» Task to complete: Output the data below in full, character for character.

─── Data entries

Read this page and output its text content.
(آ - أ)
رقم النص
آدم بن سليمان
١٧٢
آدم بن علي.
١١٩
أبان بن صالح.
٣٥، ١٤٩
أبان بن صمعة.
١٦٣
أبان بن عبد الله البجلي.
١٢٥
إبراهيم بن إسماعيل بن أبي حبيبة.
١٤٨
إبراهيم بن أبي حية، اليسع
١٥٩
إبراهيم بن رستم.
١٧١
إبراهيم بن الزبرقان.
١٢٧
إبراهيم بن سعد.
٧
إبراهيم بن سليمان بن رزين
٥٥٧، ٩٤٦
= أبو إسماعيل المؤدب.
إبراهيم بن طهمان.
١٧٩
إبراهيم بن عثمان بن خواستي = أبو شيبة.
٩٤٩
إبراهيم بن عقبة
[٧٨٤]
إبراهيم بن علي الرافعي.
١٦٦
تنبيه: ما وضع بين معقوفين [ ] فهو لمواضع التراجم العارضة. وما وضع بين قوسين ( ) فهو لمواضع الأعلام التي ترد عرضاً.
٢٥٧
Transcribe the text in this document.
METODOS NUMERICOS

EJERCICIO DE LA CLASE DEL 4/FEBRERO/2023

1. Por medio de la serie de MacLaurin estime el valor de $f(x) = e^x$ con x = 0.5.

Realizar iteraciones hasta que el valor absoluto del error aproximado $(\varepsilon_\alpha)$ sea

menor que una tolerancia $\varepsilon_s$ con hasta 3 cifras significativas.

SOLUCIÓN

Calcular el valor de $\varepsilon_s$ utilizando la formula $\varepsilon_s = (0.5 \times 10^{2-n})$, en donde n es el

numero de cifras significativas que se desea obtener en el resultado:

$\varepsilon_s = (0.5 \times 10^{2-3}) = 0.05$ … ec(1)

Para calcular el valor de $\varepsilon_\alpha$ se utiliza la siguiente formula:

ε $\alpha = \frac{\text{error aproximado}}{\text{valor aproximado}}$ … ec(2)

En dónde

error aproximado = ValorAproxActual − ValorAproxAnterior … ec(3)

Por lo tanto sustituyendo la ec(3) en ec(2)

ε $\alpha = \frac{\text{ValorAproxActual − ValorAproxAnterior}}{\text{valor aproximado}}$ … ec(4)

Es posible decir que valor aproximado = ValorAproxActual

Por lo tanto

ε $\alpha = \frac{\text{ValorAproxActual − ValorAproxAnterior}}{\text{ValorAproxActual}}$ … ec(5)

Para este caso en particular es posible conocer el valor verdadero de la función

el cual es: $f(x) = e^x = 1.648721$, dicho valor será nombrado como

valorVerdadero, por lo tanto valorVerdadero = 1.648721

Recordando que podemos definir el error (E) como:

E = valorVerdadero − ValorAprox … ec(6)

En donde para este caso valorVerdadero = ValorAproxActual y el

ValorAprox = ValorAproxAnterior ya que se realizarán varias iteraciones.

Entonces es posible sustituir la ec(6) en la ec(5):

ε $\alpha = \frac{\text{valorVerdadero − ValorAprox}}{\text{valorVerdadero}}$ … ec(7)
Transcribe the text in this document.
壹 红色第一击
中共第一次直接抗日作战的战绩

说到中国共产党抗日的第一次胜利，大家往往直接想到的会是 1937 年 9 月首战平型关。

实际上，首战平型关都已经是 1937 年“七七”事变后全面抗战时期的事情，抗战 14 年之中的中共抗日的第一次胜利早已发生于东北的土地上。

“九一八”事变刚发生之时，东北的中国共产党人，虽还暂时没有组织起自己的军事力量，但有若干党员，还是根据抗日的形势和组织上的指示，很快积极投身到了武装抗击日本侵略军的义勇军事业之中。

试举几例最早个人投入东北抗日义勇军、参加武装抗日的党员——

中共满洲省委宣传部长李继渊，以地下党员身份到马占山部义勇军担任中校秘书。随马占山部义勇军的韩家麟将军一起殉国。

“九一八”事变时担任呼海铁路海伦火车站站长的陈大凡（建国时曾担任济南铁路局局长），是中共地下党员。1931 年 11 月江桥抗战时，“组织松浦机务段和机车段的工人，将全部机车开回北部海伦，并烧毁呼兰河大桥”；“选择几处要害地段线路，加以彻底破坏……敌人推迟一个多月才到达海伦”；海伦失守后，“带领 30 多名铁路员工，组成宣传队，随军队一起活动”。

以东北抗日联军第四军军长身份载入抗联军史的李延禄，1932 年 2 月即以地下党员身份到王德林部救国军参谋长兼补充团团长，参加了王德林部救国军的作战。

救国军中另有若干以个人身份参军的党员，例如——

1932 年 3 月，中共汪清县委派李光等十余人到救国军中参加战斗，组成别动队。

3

──────

» Complete answer:
Read this page and output its text content.
(آ - أ)
رقم النص
آدم بن سليمان
١٧٢
آدم بن علي.
١١٩
أبان بن صالح.
٣٥، ١٤٩
أبان بن صمعة.
١٦٣
أبان بن عبد الله البجلي.
١٢٥
إبراهيم بن إسماعيل بن أبي حبيبة.
١٤٨
إبراهيم بن أبي حية، اليسع
١٥٩
إبراهيم بن رستم.
١٧١
إبراهيم بن الزبرقان.
١٢٧
إبراهيم بن سعد.
٧
إبراهيم بن سليمان بن رزين
٥٥٧، ٩٤٦
= أبو إسماعيل المؤدب.
إبراهيم بن طهمان.
١٧٩
إبراهيم بن عثمان بن خواستي = أبو شيبة.
٩٤٩
إبراهيم بن عقبة
[٧٨٤]
إبراهيم بن علي الرافعي.
١٦٦
تنبيه: ما وضع بين معقوفين [ ] فهو لمواضع التراجم العارضة. وما وضع بين قوسين ( ) فهو لمواضع الأعلام التي ترد عرضاً.
٢٥٧
Transcribe the text in this document.
METODOS NUMERICOS

EJERCICIO DE LA CLASE DEL 4/FEBRERO/2023

1. Por medio de la serie de MacLaurin estime el valor de $f(x) = e^x$ con x = 0.5.

Realizar iteraciones hasta que el valor absoluto del error aproximado $(\varepsilon_\alpha)$ sea

menor que una tolerancia $\varepsilon_s$ con hasta 3 cifras significativas.

SOLUCIÓN

Calcular el valor de $\varepsilon_s$ utilizando la formula $\varepsilon_s = (0.5 \times 10^{2-n})$, en donde n es el

numero de cifras significativas que se desea obtener en el resultado:

$\varepsilon_s = (0.5 \times 10^{2-3}) = 0.05$ … ec(1)

Para calcular el valor de $\varepsilon_\alpha$ se utiliza la siguiente formula:

ε $\alpha = \frac{\text{error aproximado}}{\text{valor aproximado}}$ … ec(2)

En dónde

error aproximado = ValorAproxActual − ValorAproxAnterior … ec(3)

Por lo tanto sustituyendo la ec(3) en ec(2)

ε $\alpha = \frac{\text{ValorAproxActual − ValorAproxAnterior}}{\text{valor aproximado}}$ … ec(4)

Es posible decir que valor aproximado = ValorAproxActual

Por lo tanto

ε $\alpha = \frac{\text{ValorAproxActual − ValorAproxAnterior}}{\text{ValorAproxActual}}$ … ec(5)

Para este caso en particular es posible conocer el valor verdadero de la función

el cual es: $f(x) = e^x = 1.648721$, dicho valor será nombrado como

valorVerdadero, por lo tanto valorVerdadero = 1.648721

Recordando que podemos definir el error (E) como:

E = valorVerdadero − ValorAprox … ec(6)

En donde para este caso valorVerdadero = ValorAproxActual y el

ValorAprox = ValorAproxAnterior ya que se realizarán varias iteraciones.

Entonces es posible sustituir la ec(6) en la ec(5):

ε $\alpha = \frac{\text{valorVerdadero − ValorAprox}}{\text{valorVerdadero}}$ … ec(7)
Transcribe the text in this document.
壹 红色第一击
中共第一次直接抗日作战的战绩

说到中国共产党抗日的第一次胜利，大家往往直接想到的会是 1937 年 9 月首战平型关。

实际上，首战平型关都已经是 1937 年“七七”事变后全面抗战时期的事情，抗战 14 年之中的中共抗日的第一次胜利早已发生于东北的土地上。

“九一八”事变刚发生之时，东北的中国共产党人，虽还暂时没有组织起自己的军事力量，但有若干党员，还是根据抗日的形势和组织上的指示，很快积极投身到了武装抗击日本侵略军的义勇军事业之中。

试举几例最早个人投入东北抗日义勇军、参加武装抗日的党员——

中共满洲省委宣传部长李继渊，以地下党员身份到马占山部义勇军担任中校秘书。随马占山部义勇军的韩家麟将军一起殉国。

“九一八”事变时担任呼海铁路海伦火车站站长的陈大凡（建国时曾担任济南铁路局局长），是中共地下党员。1931 年 11 月江桥抗战时，“组织松浦机务段和机车段的工人，将全部机车开回北部海伦，并烧毁呼兰河大桥”；“选择几处要害地段线路，加以彻底破坏……敌人推迟一个多月才到达海伦”；海伦失守后，“带领 30 多名铁路员工，组成宣传队，随军队一起活动”。

以东北抗日联军第四军军长身份载入抗联军史的李延禄，1932 年 2 月即以地下党员身份到王德林部救国军参谋长兼补充团团长，参加了王德林部救国军的作战。

救国军中另有若干以个人身份参军的党员，例如——

1932 年 3 月，中共汪清县委派李光等十余人到救国军中参加战斗，组成别动队。

3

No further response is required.